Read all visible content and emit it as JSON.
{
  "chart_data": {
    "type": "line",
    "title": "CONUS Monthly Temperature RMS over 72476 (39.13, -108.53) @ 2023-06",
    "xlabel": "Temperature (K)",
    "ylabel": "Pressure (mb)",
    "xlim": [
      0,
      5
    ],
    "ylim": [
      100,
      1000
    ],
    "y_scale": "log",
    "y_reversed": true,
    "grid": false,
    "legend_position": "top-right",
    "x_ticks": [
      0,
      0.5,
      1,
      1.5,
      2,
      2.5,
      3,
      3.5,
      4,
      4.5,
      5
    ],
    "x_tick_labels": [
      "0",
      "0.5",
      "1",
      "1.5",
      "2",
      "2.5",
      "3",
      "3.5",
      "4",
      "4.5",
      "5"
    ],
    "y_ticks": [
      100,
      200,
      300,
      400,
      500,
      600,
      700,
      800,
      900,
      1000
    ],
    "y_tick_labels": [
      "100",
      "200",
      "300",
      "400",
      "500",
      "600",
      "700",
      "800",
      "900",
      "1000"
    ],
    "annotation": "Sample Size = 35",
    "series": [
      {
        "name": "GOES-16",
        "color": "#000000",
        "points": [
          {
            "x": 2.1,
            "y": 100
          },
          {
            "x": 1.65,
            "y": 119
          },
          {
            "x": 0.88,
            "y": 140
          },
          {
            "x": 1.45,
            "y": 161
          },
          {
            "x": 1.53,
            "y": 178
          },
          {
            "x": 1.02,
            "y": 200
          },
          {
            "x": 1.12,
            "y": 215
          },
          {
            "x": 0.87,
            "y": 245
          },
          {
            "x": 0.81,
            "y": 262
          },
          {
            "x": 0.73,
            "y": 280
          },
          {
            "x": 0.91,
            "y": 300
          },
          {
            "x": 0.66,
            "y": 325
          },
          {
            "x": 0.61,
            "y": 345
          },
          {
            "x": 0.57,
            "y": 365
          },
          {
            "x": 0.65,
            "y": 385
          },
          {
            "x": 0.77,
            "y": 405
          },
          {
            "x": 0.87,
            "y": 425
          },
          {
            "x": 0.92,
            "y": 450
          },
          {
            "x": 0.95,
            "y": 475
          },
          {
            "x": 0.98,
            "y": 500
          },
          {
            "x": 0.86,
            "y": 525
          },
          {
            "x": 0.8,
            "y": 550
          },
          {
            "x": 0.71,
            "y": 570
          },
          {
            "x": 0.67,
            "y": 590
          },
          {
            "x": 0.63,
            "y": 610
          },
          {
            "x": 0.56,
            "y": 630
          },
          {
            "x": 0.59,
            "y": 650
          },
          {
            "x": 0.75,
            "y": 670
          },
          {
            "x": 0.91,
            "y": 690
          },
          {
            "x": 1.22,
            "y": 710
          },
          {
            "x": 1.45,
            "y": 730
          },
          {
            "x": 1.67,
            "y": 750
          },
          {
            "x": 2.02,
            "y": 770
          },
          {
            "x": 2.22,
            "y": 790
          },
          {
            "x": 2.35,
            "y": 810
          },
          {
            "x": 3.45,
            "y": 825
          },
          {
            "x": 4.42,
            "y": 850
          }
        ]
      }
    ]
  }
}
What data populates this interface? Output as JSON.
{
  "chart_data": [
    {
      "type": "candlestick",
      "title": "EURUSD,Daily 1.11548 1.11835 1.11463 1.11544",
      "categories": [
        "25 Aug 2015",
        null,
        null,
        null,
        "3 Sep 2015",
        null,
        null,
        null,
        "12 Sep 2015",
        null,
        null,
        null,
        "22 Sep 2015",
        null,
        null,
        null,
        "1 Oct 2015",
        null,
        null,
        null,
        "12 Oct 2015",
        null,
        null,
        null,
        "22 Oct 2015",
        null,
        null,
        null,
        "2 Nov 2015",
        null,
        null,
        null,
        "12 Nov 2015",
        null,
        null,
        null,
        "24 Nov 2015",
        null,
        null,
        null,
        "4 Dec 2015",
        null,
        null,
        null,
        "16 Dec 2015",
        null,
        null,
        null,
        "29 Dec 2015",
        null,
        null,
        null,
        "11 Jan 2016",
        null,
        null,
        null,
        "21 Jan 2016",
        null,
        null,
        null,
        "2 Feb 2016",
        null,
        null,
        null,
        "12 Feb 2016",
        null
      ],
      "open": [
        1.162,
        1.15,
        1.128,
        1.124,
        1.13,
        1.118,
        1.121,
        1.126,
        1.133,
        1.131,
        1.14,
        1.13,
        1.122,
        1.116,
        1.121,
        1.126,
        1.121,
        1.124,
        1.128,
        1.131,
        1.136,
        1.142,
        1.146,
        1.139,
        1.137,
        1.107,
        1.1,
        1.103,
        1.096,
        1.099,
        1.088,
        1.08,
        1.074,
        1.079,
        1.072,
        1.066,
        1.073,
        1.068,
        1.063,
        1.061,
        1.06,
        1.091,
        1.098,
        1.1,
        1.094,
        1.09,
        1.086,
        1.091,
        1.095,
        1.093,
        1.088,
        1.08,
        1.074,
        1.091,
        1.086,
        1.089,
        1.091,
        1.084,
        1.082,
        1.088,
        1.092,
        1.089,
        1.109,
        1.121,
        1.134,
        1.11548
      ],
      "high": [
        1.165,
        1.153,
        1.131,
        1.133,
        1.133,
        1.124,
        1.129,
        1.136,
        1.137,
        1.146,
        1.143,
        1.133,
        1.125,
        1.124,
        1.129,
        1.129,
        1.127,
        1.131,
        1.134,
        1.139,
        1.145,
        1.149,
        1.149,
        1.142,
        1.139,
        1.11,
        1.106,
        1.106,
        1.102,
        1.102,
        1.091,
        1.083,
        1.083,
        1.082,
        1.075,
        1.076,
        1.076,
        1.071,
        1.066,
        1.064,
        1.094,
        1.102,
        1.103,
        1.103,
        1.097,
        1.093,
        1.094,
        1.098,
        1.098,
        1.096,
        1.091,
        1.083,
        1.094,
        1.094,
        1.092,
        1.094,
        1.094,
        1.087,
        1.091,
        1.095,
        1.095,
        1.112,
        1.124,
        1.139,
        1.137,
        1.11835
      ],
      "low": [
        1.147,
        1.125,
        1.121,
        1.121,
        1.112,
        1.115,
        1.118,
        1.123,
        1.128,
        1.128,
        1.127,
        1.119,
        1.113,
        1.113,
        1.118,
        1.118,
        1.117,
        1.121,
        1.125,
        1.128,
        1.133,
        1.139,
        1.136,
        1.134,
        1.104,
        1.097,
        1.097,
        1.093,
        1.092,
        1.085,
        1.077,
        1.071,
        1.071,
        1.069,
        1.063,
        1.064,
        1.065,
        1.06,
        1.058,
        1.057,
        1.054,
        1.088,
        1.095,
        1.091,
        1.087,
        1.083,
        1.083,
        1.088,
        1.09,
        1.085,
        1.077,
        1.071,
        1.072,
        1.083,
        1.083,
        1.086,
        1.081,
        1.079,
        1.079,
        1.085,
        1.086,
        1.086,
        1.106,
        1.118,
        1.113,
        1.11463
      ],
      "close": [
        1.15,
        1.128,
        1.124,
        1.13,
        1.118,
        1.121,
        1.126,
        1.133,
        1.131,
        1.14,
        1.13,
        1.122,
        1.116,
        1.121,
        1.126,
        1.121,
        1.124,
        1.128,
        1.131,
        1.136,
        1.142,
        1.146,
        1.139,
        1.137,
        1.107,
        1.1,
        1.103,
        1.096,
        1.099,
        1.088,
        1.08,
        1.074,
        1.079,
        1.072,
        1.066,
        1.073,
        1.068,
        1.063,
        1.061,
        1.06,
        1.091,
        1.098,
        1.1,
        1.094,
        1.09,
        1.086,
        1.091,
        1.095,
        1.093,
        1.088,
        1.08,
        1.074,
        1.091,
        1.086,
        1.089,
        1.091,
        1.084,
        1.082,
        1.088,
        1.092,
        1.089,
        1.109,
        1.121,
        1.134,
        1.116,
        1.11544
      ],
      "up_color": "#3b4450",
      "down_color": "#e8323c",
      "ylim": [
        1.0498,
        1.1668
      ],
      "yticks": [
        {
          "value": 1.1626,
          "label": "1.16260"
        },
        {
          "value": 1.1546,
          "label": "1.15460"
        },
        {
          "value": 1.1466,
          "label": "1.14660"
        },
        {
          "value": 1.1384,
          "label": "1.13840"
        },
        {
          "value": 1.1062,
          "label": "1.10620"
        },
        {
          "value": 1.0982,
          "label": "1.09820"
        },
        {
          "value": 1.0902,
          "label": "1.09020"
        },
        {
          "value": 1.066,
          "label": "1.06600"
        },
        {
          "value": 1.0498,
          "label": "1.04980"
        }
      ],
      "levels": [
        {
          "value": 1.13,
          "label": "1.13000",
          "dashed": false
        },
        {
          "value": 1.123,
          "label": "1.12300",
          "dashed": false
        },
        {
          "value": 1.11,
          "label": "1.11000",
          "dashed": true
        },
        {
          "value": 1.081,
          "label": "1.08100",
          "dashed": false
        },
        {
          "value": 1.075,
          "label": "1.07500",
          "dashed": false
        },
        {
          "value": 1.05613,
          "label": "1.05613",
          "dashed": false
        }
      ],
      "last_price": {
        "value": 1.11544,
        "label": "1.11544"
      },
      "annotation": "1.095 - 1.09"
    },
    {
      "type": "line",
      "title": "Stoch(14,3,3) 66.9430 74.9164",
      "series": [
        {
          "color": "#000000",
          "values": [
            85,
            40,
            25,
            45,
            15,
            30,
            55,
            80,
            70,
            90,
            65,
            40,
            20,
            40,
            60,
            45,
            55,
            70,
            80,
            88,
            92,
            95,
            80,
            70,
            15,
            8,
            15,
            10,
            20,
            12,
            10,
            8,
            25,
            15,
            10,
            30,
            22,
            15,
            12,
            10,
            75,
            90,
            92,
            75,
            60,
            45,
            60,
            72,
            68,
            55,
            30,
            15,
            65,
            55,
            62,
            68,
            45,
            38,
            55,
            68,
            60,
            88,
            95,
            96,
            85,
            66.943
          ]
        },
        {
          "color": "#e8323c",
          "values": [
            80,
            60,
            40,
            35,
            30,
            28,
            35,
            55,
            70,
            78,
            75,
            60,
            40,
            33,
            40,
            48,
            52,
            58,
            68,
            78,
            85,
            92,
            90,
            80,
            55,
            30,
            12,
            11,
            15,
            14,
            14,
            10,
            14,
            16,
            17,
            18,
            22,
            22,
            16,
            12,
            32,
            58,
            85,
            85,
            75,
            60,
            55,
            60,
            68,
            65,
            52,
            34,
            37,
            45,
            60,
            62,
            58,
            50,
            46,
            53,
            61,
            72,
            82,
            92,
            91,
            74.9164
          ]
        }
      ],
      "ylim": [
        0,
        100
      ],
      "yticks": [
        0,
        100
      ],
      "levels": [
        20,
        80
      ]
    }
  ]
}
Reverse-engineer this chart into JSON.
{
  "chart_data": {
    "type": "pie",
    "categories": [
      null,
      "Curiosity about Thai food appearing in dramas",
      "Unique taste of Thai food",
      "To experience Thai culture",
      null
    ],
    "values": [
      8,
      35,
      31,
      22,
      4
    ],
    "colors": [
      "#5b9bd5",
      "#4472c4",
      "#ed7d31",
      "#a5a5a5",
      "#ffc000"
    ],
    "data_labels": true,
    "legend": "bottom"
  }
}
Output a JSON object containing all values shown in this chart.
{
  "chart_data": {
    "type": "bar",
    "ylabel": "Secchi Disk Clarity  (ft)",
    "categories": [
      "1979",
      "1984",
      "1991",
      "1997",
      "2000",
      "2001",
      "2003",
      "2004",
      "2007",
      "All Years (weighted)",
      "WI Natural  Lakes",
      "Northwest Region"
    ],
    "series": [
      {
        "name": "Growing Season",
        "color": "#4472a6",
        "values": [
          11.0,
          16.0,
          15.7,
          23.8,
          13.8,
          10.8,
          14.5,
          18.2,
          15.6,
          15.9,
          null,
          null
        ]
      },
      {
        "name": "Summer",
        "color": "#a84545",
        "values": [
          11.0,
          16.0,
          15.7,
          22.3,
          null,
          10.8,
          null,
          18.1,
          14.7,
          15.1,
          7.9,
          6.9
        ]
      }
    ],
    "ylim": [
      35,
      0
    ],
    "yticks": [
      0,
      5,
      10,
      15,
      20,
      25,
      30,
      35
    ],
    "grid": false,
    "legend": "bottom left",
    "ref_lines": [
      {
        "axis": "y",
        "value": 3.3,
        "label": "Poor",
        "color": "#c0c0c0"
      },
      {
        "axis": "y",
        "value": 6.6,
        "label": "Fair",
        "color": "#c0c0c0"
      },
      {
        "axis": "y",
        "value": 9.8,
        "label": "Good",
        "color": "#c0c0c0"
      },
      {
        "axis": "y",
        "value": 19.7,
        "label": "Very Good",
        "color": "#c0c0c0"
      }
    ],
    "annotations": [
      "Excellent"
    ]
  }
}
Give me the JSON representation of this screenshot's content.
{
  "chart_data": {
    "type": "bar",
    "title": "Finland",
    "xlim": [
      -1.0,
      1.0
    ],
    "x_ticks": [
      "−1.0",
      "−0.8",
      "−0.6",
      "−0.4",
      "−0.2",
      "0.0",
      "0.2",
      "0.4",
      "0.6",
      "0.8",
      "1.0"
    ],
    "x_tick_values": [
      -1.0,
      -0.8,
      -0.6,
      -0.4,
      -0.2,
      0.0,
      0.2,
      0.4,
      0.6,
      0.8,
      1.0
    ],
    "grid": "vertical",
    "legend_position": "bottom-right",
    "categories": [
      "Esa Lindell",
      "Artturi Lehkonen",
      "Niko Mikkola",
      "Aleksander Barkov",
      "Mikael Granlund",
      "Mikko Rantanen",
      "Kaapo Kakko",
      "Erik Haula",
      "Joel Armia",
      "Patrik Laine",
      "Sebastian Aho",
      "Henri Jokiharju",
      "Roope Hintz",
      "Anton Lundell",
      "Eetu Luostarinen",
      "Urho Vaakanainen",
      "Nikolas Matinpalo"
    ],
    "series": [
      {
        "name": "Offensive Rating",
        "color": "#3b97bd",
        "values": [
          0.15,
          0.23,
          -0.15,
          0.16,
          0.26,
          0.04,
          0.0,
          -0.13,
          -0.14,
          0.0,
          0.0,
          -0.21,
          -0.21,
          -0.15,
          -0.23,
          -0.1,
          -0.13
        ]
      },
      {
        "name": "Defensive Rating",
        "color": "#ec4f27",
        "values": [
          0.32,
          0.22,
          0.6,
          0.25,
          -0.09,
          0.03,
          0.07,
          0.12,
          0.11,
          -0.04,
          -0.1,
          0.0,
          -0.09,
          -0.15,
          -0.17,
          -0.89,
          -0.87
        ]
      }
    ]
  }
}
####################
What is the number of lines in the data above that include the word "this"? Answer with that number only.

> [Finished task]: 4